◆ Data rows
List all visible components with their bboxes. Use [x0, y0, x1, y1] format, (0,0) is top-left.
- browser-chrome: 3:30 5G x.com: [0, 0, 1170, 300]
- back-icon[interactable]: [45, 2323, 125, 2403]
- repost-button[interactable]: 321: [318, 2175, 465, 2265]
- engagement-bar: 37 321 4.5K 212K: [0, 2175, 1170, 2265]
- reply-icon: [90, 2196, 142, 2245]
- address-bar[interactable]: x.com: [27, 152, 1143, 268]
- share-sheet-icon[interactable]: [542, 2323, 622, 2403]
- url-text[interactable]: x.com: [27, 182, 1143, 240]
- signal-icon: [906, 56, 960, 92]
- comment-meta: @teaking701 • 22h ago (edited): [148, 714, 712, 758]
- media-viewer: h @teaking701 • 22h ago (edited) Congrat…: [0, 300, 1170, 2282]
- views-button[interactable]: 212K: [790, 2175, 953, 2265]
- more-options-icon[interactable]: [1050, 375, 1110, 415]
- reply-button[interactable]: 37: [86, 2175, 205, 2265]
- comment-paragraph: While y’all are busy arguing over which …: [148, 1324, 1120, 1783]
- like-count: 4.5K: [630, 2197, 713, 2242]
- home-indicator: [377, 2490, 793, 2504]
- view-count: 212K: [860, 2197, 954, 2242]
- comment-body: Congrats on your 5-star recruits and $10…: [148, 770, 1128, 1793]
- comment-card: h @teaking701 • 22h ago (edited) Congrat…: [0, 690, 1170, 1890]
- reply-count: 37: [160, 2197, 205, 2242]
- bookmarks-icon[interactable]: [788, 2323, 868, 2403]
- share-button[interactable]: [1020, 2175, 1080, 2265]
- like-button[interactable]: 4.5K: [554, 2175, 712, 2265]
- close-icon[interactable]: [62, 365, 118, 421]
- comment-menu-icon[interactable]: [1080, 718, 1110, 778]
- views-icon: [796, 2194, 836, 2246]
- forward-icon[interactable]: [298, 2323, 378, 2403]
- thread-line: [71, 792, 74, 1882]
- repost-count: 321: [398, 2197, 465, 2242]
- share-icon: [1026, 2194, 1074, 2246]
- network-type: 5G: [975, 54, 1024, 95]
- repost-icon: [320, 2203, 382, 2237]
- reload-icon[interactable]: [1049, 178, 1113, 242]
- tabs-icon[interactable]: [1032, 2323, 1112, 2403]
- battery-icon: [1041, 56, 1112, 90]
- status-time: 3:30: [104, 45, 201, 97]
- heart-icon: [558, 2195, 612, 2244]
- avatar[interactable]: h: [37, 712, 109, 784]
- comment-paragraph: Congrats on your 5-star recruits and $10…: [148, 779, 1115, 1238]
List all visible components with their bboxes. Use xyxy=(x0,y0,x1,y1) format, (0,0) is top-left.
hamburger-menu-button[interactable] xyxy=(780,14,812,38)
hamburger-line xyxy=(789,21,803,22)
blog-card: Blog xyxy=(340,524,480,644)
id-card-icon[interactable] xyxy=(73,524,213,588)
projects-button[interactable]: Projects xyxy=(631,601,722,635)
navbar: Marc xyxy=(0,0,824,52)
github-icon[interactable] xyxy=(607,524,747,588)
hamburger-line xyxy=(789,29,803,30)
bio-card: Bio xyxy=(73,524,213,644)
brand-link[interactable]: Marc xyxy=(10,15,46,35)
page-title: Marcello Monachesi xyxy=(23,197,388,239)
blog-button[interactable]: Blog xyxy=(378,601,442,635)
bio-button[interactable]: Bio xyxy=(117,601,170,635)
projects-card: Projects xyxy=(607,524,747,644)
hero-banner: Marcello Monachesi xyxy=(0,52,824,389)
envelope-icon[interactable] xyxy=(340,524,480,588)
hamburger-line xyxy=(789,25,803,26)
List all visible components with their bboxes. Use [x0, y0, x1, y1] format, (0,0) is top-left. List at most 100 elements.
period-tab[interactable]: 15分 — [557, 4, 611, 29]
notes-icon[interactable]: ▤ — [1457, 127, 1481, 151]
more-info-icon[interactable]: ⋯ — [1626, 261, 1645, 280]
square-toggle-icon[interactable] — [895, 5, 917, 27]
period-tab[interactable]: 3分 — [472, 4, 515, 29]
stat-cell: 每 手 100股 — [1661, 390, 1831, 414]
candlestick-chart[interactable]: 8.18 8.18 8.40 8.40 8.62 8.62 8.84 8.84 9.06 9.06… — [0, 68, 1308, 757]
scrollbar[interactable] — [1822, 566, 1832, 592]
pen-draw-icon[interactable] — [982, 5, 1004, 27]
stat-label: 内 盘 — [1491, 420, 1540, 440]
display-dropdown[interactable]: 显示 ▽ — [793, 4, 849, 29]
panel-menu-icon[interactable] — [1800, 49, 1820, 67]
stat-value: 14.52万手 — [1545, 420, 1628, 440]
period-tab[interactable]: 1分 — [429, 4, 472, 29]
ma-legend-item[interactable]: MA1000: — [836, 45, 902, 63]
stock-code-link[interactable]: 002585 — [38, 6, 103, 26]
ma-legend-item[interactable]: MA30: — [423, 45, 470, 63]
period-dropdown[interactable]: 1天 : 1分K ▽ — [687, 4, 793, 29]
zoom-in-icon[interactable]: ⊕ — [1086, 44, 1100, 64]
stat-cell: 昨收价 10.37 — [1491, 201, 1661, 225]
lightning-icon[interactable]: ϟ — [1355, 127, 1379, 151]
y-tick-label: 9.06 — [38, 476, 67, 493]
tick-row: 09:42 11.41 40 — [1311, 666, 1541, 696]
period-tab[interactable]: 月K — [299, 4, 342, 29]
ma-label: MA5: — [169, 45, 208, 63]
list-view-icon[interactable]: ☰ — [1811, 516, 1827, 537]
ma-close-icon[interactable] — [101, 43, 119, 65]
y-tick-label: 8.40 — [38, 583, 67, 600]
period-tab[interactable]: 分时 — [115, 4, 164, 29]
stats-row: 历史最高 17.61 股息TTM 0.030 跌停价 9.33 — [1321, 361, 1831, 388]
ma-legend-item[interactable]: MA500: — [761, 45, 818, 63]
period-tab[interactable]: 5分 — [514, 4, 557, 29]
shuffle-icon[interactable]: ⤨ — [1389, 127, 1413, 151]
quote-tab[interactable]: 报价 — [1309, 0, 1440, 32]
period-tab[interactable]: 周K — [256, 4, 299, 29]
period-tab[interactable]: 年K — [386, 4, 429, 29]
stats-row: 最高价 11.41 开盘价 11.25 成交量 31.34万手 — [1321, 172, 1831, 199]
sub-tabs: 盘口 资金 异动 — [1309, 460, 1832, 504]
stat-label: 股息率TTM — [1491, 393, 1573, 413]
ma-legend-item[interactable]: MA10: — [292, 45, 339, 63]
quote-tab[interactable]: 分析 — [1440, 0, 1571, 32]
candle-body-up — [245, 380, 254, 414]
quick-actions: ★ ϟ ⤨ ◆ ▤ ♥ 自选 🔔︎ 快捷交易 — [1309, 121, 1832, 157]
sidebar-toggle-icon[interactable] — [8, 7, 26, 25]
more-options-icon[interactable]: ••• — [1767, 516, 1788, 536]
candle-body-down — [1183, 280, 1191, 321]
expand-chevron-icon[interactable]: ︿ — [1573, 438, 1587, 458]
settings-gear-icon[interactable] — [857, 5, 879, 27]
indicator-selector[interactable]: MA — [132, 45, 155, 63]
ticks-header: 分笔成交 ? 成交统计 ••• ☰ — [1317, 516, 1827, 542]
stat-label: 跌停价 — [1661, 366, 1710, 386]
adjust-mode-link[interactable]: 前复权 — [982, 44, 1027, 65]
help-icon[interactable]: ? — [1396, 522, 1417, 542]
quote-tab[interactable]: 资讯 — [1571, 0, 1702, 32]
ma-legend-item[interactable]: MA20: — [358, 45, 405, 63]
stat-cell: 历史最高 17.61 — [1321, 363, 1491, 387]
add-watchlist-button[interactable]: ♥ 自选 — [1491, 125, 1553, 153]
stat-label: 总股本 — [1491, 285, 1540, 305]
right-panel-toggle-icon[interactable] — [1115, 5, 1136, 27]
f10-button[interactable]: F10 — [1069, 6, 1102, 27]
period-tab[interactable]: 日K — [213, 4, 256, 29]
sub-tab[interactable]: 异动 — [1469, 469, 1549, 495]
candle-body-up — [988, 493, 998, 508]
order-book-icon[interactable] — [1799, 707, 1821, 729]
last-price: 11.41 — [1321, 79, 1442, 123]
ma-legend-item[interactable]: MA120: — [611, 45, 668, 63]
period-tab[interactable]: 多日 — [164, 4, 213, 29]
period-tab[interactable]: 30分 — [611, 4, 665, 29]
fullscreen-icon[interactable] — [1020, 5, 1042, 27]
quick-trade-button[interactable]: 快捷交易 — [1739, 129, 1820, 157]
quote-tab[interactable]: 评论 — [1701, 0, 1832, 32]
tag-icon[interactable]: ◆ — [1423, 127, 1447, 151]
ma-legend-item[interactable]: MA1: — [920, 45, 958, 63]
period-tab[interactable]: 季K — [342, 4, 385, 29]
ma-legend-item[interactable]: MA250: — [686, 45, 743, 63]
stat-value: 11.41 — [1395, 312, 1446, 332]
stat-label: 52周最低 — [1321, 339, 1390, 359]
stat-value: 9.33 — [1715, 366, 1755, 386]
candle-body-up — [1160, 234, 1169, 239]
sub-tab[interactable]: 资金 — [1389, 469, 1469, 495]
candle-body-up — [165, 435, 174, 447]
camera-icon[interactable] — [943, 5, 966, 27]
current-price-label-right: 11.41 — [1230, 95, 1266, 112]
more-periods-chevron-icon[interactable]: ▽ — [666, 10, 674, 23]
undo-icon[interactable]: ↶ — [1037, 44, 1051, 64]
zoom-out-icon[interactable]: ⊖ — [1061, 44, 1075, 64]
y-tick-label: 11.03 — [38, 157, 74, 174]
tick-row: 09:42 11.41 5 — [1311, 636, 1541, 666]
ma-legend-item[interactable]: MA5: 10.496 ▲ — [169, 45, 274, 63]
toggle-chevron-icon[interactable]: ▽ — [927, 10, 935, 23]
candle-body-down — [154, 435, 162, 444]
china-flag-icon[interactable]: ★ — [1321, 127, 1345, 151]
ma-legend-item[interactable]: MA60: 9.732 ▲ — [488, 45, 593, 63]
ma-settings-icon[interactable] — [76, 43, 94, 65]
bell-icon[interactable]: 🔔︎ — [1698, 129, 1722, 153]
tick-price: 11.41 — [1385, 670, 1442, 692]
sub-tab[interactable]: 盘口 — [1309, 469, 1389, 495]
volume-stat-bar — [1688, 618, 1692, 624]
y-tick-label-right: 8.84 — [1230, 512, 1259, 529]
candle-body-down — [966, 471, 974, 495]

◆ Directions for this task
Copy out the stretch from the start of the data through the line containing "- close-icon[interactable]: [62, 365, 118, 421]", keeping every line exactly as it stands.

◆ Right answer
List all visible components with their bboxes. Use [x0, y0, x1, y1] format, (0,0) is top-left.
- browser-chrome: 3:30 5G x.com: [0, 0, 1170, 300]
- back-icon[interactable]: [45, 2323, 125, 2403]
- repost-button[interactable]: 321: [318, 2175, 465, 2265]
- engagement-bar: 37 321 4.5K 212K: [0, 2175, 1170, 2265]
- reply-icon: [90, 2196, 142, 2245]
- address-bar[interactable]: x.com: [27, 152, 1143, 268]
- share-sheet-icon[interactable]: [542, 2323, 622, 2403]
- url-text[interactable]: x.com: [27, 182, 1143, 240]
- signal-icon: [906, 56, 960, 92]
- comment-meta: @teaking701 • 22h ago (edited): [148, 714, 712, 758]
- media-viewer: h @teaking701 • 22h ago (edited) Congrat…: [0, 300, 1170, 2282]
- views-button[interactable]: 212K: [790, 2175, 953, 2265]
- more-options-icon[interactable]: [1050, 375, 1110, 415]
- reply-button[interactable]: 37: [86, 2175, 205, 2265]
- comment-paragraph: While y’all are busy arguing over which …: [148, 1324, 1120, 1783]
- like-count: 4.5K: [630, 2197, 713, 2242]
- home-indicator: [377, 2490, 793, 2504]
- view-count: 212K: [860, 2197, 954, 2242]
- comment-body: Congrats on your 5-star recruits and $10…: [148, 770, 1128, 1793]
- comment-card: h @teaking701 • 22h ago (edited) Congrat…: [0, 690, 1170, 1890]
- reply-count: 37: [160, 2197, 205, 2242]
- bookmarks-icon[interactable]: [788, 2323, 868, 2403]
- share-button[interactable]: [1020, 2175, 1080, 2265]
- like-button[interactable]: 4.5K: [554, 2175, 712, 2265]
- close-icon[interactable]: [62, 365, 118, 421]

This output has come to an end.